## Dataset entries:
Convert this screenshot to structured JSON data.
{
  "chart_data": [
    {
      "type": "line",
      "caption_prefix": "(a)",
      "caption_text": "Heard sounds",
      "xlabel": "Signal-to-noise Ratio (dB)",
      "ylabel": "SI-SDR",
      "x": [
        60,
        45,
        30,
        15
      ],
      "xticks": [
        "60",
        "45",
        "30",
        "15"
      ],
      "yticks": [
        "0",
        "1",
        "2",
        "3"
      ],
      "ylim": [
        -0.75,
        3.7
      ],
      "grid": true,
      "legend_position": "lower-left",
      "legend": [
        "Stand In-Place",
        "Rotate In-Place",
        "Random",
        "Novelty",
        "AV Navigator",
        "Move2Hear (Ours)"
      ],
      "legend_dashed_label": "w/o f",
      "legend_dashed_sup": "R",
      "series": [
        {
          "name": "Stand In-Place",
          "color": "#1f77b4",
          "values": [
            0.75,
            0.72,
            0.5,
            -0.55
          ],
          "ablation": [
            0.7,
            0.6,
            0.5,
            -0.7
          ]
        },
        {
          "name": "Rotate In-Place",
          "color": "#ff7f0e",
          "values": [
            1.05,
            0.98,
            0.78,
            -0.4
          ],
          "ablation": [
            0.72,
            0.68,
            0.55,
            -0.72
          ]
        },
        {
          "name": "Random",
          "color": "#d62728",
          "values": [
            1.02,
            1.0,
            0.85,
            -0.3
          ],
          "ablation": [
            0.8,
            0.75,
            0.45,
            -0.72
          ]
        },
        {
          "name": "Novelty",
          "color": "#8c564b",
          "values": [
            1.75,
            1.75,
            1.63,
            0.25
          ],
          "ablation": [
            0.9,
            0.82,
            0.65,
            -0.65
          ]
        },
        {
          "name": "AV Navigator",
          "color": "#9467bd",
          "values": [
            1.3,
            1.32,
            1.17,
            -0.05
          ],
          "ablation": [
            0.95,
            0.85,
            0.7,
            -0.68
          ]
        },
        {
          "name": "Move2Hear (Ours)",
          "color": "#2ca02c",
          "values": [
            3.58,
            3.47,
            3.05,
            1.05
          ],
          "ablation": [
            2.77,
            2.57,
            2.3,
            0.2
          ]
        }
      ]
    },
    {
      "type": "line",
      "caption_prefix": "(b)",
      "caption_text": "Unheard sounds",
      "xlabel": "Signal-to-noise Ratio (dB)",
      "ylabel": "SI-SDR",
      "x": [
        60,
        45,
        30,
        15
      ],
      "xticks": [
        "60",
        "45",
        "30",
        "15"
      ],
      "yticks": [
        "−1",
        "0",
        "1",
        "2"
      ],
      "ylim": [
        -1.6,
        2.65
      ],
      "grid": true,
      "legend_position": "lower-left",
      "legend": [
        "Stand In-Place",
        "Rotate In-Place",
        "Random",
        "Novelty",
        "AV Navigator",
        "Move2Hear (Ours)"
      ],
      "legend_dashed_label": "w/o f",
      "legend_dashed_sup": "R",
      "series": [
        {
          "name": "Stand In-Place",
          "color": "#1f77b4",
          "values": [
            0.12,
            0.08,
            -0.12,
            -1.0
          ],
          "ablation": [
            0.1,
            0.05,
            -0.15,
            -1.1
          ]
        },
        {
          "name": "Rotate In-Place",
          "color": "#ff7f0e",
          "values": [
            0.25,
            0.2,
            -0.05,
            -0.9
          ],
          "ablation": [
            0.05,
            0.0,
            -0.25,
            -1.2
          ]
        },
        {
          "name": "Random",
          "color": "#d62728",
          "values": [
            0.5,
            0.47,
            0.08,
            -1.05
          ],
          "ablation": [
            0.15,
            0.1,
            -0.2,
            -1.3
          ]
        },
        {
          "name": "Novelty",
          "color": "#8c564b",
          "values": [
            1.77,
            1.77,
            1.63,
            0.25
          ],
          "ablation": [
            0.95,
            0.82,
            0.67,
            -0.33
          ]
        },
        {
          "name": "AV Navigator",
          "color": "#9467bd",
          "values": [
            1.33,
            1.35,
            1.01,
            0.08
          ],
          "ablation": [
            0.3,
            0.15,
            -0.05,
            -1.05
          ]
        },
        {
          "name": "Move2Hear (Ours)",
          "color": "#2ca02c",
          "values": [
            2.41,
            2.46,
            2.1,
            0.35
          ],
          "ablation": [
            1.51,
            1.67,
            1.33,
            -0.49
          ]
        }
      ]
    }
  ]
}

## STATED GOAL:
Print out every entry, keeping each one exact.

## PROBLEM SOLUTION:
Convert this screenshot to structured JSON data.
{
  "chart_data": [
    {
      "type": "line",
      "caption_prefix": "(a)",
      "caption_text": "Heard sounds",
      "xlabel": "Signal-to-noise Ratio (dB)",
      "ylabel": "SI-SDR",
      "x": [
        60,
        45,
        30,
        15
      ],
      "xticks": [
        "60",
        "45",
        "30",
        "15"
      ],
      "yticks": [
        "0",
        "1",
        "2",
        "3"
      ],
      "ylim": [
        -0.75,
        3.7
      ],
      "grid": true,
      "legend_position": "lower-left",
      "legend": [
        "Stand In-Place",
        "Rotate In-Place",
        "Random",
        "Novelty",
        "AV Navigator",
        "Move2Hear (Ours)"
      ],
      "legend_dashed_label": "w/o f",
      "legend_dashed_sup": "R",
      "series": [
        {
          "name": "Stand In-Place",
          "color": "#1f77b4",
          "values": [
            0.75,
            0.72,
            0.5,
            -0.55
          ],
          "ablation": [
            0.7,
            0.6,
            0.5,
            -0.7
          ]
        },
        {
          "name": "Rotate In-Place",
          "color": "#ff7f0e",
          "values": [
            1.05,
            0.98,
            0.78,
            -0.4
          ],
          "ablation": [
            0.72,
            0.68,
            0.55,
            -0.72
          ]
        },
        {
          "name": "Random",
          "color": "#d62728",
          "values": [
            1.02,
            1.0,
            0.85,
            -0.3
          ],
          "ablation": [
            0.8,
            0.75,
            0.45,
            -0.72
          ]
        },
        {
          "name": "Novelty",
          "color": "#8c564b",
          "values": [
            1.75,
            1.75,
            1.63,
            0.25
          ],
          "ablation": [
            0.9,
            0.82,
            0.65,
            -0.65
          ]
        },
        {
          "name": "AV Navigator",
          "color": "#9467bd",
          "values": [
            1.3,
            1.32,
            1.17,
            -0.05
          ],
          "ablation": [
            0.95,
            0.85,
            0.7,
            -0.68
          ]
        },
        {
          "name": "Move2Hear (Ours)",
          "color": "#2ca02c",
          "values": [
            3.58,
            3.47,
            3.05,
            1.05
          ],
          "ablation": [
            2.77,
            2.57,
            2.3,
            0.2
          ]
        }
      ]
    },
    {
      "type": "line",
      "caption_prefix": "(b)",
      "caption_text": "Unheard sounds",
      "xlabel": "Signal-to-noise Ratio (dB)",
      "ylabel": "SI-SDR",
      "x": [
        60,
        45,
        30,
        15
      ],
      "xticks": [
        "60",
        "45",
        "30",
        "15"
      ],
      "yticks": [
        "−1",
        "0",
        "1",
        "2"
      ],
      "ylim": [
        -1.6,
        2.65
      ],
      "grid": true,
      "legend_position": "lower-left",
      "legend": [
        "Stand In-Place",
        "Rotate In-Place",
        "Random",
        "Novelty",
        "AV Navigator",
        "Move2Hear (Ours)"
      ],
      "legend_dashed_label": "w/o f",
      "legend_dashed_sup": "R",
      "series": [
        {
          "name": "Stand In-Place",
          "color": "#1f77b4",
          "values": [
            0.12,
            0.08,
            -0.12,
            -1.0
          ],
          "ablation": [
            0.1,
            0.05,
            -0.15,
            -1.1
          ]
        },
        {
          "name": "Rotate In-Place",
          "color": "#ff7f0e",
          "values": [
            0.25,
            0.2,
            -0.05,
            -0.9
          ],
          "ablation": [
            0.05,
            0.0,
            -0.25,
            -1.2
          ]
        },
        {
          "name": "Random",
          "color": "#d62728",
          "values": [
            0.5,
            0.47,
            0.08,
            -1.05
          ],
          "ablation": [
            0.15,
            0.1,
            -0.2,
            -1.3
          ]
        },
        {
          "name": "Novelty",
          "color": "#8c564b",
          "values": [
            1.77,
            1.77,
            1.63,
            0.25
          ],
          "ablation": [
            0.95,
            0.82,
            0.67,
            -0.33
          ]
        },
        {
          "name": "AV Navigator",
          "color": "#9467bd",
          "values": [
            1.33,
            1.35,
            1.01,
            0.08
          ],
          "ablation": [
            0.3,
            0.15,
            -0.05,
            -1.05
          ]
        },
        {
          "name": "Move2Hear (Ours)",
          "color": "#2ca02c",
          "values": [
            2.41,
            2.46,
            2.1,
            0.35
          ],
          "ablation": [
            1.51,
            1.67,
            1.33,
            -0.49
          ]
        }
      ]
    }
  ]
}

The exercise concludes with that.